**YOUR GOAL:**
Find the lines holding the string "direct" in the data, then copy all of them.

(Collection entries)

_ _ _ _

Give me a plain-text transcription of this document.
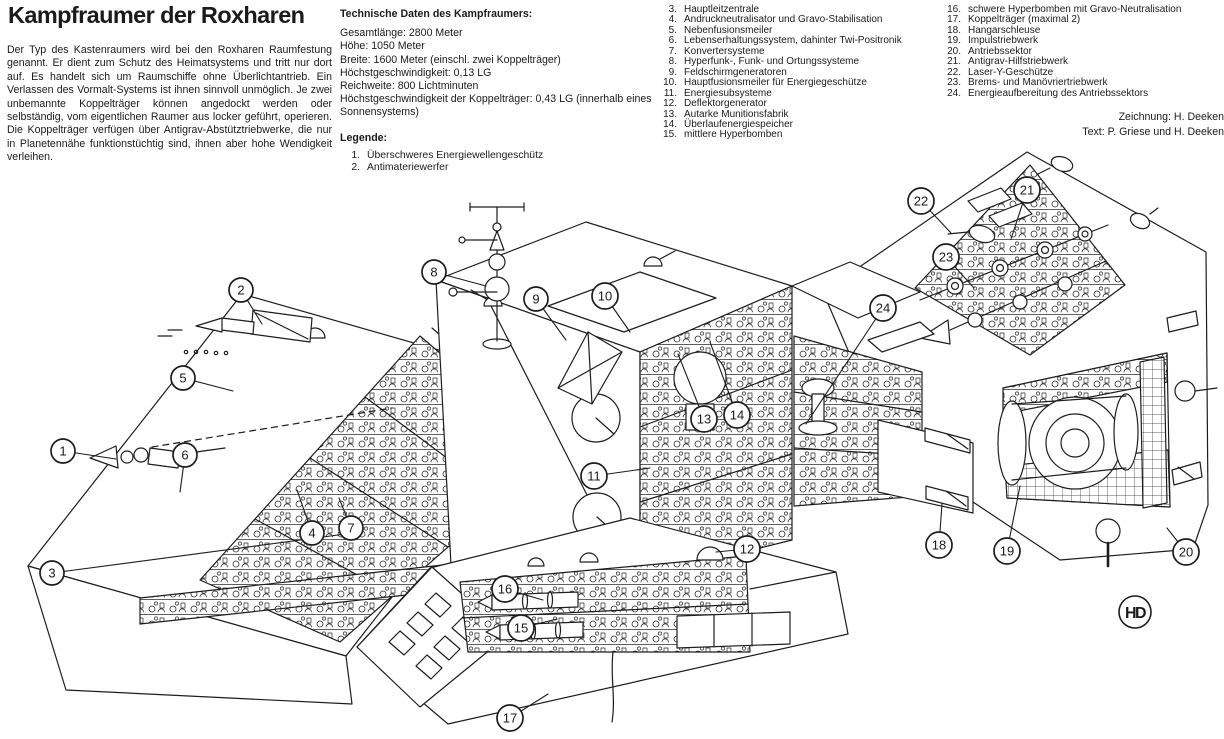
Kampfraumer der Roxharen
Der Typ des Kastenraumers wird bei den Roxharen Raumfestung genannt. Er dient zum Schutz des Heimatsystems und tritt nur dort auf. Es handelt sich um Raumschiffe ohne Überlichtantrieb. Ein Verlassen des Vormalt-Systems ist ihnen sinnvoll unmöglich. Je zwei unbemannte Koppelträger können angedockt werden oder selbständig, vom eigentlichen Raumer aus locker geführt, operieren. Die Koppelträger verfügen über Antigrav-Abstütztriebwerke, die nur in Planetennähe funktionstüchtig sind, ihnen aber hohe Wendigkeit verleihen.
Technische Daten des Kampfraumers:
Gesamtlänge: 2800 Meter
Höhe: 1050 Meter
Breite: 1600 Meter (einschl. zwei Koppelträger)
Höchstgeschwindigkeit: 0,13 LG
Reichweite: 800 Lichtminuten
Höchstgeschwindigkeit der Koppelträger: 0,43 LG (innerhalb eines Sonnensystems)
Legende:
1. Überschweres Energiewellengeschütz
2. Antimateriewerfer
3. Hauptleitzentrale
4. Andruckneutralisator und Gravo-Stabilisation
5. Nebenfusionsmeiler
6. Lebenserhaltungssystem, dahinter Twi-Positronik
7. Konvertersysteme
8. Hyperfunk-, Funk- und Ortungssysteme
9. Feldschirmgeneratoren
10. Hauptfusionsmeiler für Energiegeschütze
11. Energiesubsysteme
12. Deflektorgenerator
13. Autarke Munitionsfabrik
14. Überlaufenergiespeicher
15. mittlere Hyperbomben
16. schwere Hyperbomben mit Gravo-Neutralisation
17. Koppelträger (maximal 2)
18. Hangarschleuse
19. Impulstriebwerk
20. Antriebssektor
21. Antigrav-Hilfstriebwerk
22. Laser-Y-Geschütze
23. Brems- und Manövriertriebwerk
24. Energieaufbereitung des Antriebssektors
Zeichnung: H. Deeken
Text: P. Griese und H. Deeken
HD
1
2
3
4
5
6
7
8
9	10
11
12
13 14
15
16
17
18	19	20
21
22
23
24
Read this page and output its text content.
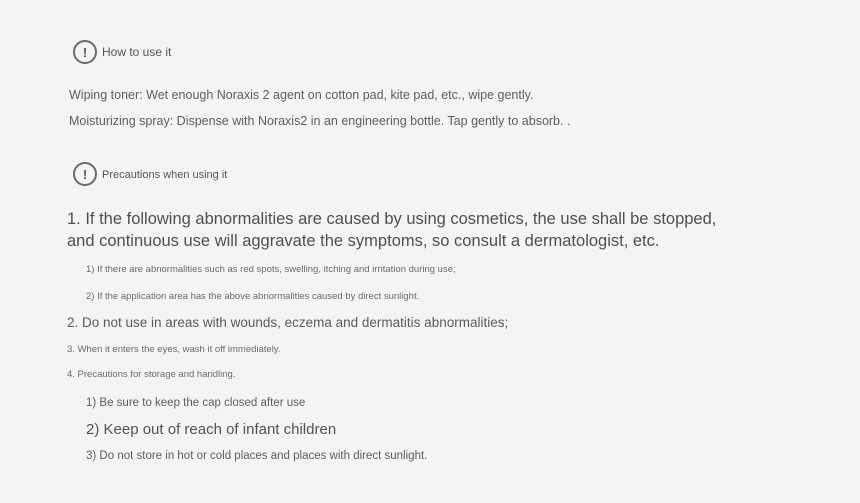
!	How to use it
Wiping toner: Wet enough Noraxis 2 agent on cotton pad, kite pad, etc., wipe gently.
Moisturizing spray: Dispense with Noraxis2 in an engineering bottle. Tap gently to absorb. .
!	Precautions when using it
1. If the following abnormalities are caused by using cosmetics, the use shall be stopped,
and continuous use will aggravate the symptoms, so consult a dermatologist, etc.
1) If there are abnormalities such as red spots, swelling, itching and irritation during use;
2) If the application area has the above abnormalities caused by direct sunlight.
2. Do not use in areas with wounds, eczema and dermatitis abnormalities;
3. When it enters the eyes, wash it off immediately.
4. Precautions for storage and handling.
1) Be sure to keep the cap closed after use
2) Keep out of reach of infant children
3) Do not store in hot or cold places and places with direct sunlight.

_ _ _ _

**RESPONSE TO THIS EXERCISE:**
2) If the application area has the above abnormalities caused by direct sunlight.
3) Do not store in hot or cold places and places with direct sunlight.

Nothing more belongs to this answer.